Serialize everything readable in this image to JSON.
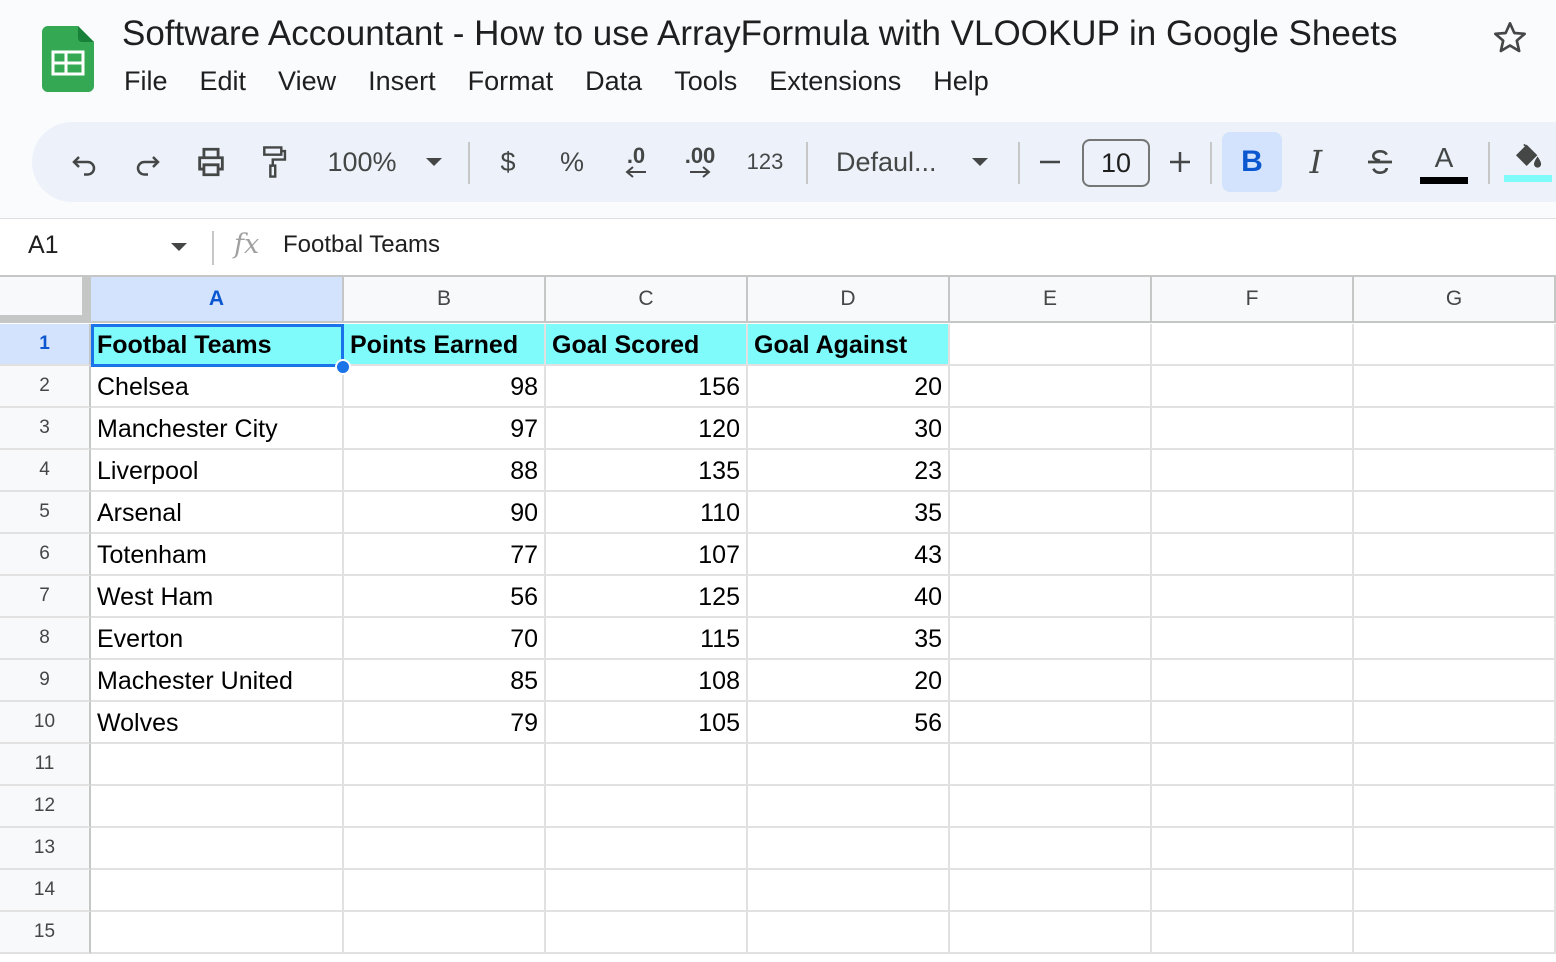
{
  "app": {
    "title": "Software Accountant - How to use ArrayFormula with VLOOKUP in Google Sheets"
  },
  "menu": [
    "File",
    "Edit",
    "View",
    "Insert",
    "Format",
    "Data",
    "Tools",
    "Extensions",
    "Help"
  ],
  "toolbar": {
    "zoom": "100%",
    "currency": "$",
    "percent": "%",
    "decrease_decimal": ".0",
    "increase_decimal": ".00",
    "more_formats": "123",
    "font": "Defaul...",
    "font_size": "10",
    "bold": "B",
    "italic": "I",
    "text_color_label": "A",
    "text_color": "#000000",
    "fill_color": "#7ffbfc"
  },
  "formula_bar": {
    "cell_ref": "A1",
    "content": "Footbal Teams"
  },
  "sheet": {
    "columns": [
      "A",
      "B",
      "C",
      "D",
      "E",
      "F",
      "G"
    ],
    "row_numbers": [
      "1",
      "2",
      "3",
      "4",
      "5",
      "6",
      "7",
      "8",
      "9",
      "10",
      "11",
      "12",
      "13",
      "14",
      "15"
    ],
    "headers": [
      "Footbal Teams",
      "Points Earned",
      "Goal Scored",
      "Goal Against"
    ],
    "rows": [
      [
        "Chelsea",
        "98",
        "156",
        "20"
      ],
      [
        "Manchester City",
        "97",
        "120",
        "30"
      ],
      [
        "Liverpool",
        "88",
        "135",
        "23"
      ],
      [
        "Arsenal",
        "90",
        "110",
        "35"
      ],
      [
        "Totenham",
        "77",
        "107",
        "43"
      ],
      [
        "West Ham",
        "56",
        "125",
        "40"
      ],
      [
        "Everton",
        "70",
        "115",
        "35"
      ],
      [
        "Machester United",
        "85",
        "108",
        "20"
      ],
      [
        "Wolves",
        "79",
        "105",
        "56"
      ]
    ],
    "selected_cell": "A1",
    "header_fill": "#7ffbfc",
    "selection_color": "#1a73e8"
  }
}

_ _ _ _

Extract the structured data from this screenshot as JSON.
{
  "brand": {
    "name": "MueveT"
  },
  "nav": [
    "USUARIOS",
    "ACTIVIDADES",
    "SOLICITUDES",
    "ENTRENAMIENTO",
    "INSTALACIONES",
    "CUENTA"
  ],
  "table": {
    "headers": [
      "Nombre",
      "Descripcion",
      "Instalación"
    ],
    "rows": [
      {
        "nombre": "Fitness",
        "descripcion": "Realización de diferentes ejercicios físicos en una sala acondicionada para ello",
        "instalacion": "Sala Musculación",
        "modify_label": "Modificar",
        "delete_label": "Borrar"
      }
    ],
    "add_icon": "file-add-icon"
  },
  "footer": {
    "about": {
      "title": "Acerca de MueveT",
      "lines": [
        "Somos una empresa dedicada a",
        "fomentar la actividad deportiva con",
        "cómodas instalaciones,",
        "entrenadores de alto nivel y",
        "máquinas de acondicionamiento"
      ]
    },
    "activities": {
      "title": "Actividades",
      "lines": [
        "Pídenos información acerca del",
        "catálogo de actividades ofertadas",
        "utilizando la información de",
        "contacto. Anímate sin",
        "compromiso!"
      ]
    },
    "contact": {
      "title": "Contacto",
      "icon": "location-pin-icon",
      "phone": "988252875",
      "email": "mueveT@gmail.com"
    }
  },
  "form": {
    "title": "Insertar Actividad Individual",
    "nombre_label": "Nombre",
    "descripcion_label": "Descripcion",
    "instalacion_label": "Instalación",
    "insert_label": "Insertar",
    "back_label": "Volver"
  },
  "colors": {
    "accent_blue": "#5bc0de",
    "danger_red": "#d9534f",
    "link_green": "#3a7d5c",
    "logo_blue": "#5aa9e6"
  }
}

_ _ _ _

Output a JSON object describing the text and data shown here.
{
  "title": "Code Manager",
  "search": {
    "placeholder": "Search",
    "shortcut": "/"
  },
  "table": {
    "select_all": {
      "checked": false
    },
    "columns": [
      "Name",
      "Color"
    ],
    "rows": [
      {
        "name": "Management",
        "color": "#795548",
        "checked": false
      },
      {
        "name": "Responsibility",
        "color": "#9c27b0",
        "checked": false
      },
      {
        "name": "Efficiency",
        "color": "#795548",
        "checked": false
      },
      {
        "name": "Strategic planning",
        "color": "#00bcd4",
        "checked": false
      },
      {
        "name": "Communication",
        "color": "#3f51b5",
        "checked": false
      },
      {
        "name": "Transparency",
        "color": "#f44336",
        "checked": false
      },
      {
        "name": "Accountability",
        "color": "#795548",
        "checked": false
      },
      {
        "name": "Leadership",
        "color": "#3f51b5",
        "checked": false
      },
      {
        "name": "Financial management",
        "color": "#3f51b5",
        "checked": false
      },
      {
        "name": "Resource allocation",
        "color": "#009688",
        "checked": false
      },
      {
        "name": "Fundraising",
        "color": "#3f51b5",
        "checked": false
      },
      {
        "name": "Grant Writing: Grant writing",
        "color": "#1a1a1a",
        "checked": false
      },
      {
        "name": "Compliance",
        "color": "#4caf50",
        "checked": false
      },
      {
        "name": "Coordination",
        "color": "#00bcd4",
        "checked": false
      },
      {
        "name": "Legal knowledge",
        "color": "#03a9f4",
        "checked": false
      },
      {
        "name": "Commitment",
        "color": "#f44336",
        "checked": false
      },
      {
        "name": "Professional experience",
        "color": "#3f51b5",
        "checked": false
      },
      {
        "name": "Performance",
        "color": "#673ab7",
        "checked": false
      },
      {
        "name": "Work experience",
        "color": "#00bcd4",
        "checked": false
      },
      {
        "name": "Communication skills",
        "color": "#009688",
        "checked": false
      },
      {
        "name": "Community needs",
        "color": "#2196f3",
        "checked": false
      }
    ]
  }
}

_ _ _ _

[Work to do] Which lines hold the word "Communication"? Copy every one of them.

[In response]
        "name": "Communication",
        "name": "Communication skills",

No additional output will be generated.